**Short exercise**
Each record is to be transcribed exactly.
◇ ◇ ◇ ◇ ◇ ◇ ◇
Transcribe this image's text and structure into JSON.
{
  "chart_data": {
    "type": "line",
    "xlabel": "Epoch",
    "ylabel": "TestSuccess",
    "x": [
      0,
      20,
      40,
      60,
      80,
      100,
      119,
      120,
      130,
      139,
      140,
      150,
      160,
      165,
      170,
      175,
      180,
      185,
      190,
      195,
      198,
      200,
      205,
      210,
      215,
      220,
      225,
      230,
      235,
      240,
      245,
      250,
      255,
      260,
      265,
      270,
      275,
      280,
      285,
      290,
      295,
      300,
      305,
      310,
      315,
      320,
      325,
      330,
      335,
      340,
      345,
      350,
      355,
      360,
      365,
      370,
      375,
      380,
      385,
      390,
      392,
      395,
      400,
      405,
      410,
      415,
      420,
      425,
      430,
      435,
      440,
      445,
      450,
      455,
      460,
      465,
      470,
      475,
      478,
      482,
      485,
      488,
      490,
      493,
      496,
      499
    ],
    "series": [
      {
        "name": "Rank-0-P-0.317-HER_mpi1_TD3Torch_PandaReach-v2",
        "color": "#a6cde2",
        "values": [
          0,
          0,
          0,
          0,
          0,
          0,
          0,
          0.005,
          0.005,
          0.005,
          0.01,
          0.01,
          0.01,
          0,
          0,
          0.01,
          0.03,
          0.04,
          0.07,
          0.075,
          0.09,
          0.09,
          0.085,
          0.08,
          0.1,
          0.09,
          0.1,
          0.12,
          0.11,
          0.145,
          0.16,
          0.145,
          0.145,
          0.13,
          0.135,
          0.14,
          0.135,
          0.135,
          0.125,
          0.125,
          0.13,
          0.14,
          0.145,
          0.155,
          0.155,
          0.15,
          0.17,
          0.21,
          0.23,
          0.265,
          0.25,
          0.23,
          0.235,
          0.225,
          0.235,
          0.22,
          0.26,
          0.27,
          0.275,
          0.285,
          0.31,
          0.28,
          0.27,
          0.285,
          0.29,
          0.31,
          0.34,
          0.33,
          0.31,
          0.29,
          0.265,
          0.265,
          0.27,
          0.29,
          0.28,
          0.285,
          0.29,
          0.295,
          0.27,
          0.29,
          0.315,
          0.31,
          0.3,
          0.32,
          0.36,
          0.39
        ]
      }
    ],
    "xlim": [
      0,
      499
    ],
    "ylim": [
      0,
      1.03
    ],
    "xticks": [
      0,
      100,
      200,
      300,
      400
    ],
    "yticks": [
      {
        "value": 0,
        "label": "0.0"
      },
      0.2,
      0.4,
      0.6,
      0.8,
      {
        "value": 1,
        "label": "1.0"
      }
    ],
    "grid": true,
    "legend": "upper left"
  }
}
◇ ◇ ◇ ◇ ◇ ◇ ◇
**Answer to this problem**
Transcribe this image's text and structure into JSON.
{
  "chart_data": {
    "type": "line",
    "xlabel": "Epoch",
    "ylabel": "TestSuccess",
    "x": [
      0,
      20,
      40,
      60,
      80,
      100,
      119,
      120,
      130,
      139,
      140,
      150,
      160,
      165,
      170,
      175,
      180,
      185,
      190,
      195,
      198,
      200,
      205,
      210,
      215,
      220,
      225,
      230,
      235,
      240,
      245,
      250,
      255,
      260,
      265,
      270,
      275,
      280,
      285,
      290,
      295,
      300,
      305,
      310,
      315,
      320,
      325,
      330,
      335,
      340,
      345,
      350,
      355,
      360,
      365,
      370,
      375,
      380,
      385,
      390,
      392,
      395,
      400,
      405,
      410,
      415,
      420,
      425,
      430,
      435,
      440,
      445,
      450,
      455,
      460,
      465,
      470,
      475,
      478,
      482,
      485,
      488,
      490,
      493,
      496,
      499
    ],
    "series": [
      {
        "name": "Rank-0-P-0.317-HER_mpi1_TD3Torch_PandaReach-v2",
        "color": "#a6cde2",
        "values": [
          0,
          0,
          0,
          0,
          0,
          0,
          0,
          0.005,
          0.005,
          0.005,
          0.01,
          0.01,
          0.01,
          0,
          0,
          0.01,
          0.03,
          0.04,
          0.07,
          0.075,
          0.09,
          0.09,
          0.085,
          0.08,
          0.1,
          0.09,
          0.1,
          0.12,
          0.11,
          0.145,
          0.16,
          0.145,
          0.145,
          0.13,
          0.135,
          0.14,
          0.135,
          0.135,
          0.125,
          0.125,
          0.13,
          0.14,
          0.145,
          0.155,
          0.155,
          0.15,
          0.17,
          0.21,
          0.23,
          0.265,
          0.25,
          0.23,
          0.235,
          0.225,
          0.235,
          0.22,
          0.26,
          0.27,
          0.275,
          0.285,
          0.31,
          0.28,
          0.27,
          0.285,
          0.29,
          0.31,
          0.34,
          0.33,
          0.31,
          0.29,
          0.265,
          0.265,
          0.27,
          0.29,
          0.28,
          0.285,
          0.29,
          0.295,
          0.27,
          0.29,
          0.315,
          0.31,
          0.3,
          0.32,
          0.36,
          0.39
        ]
      }
    ],
    "xlim": [
      0,
      499
    ],
    "ylim": [
      0,
      1.03
    ],
    "xticks": [
      0,
      100,
      200,
      300,
      400
    ],
    "yticks": [
      {
        "value": 0,
        "label": "0.0"
      },
      0.2,
      0.4,
      0.6,
      0.8,
      {
        "value": 1,
        "label": "1.0"
      }
    ],
    "grid": true,
    "legend": "upper left"
  }
}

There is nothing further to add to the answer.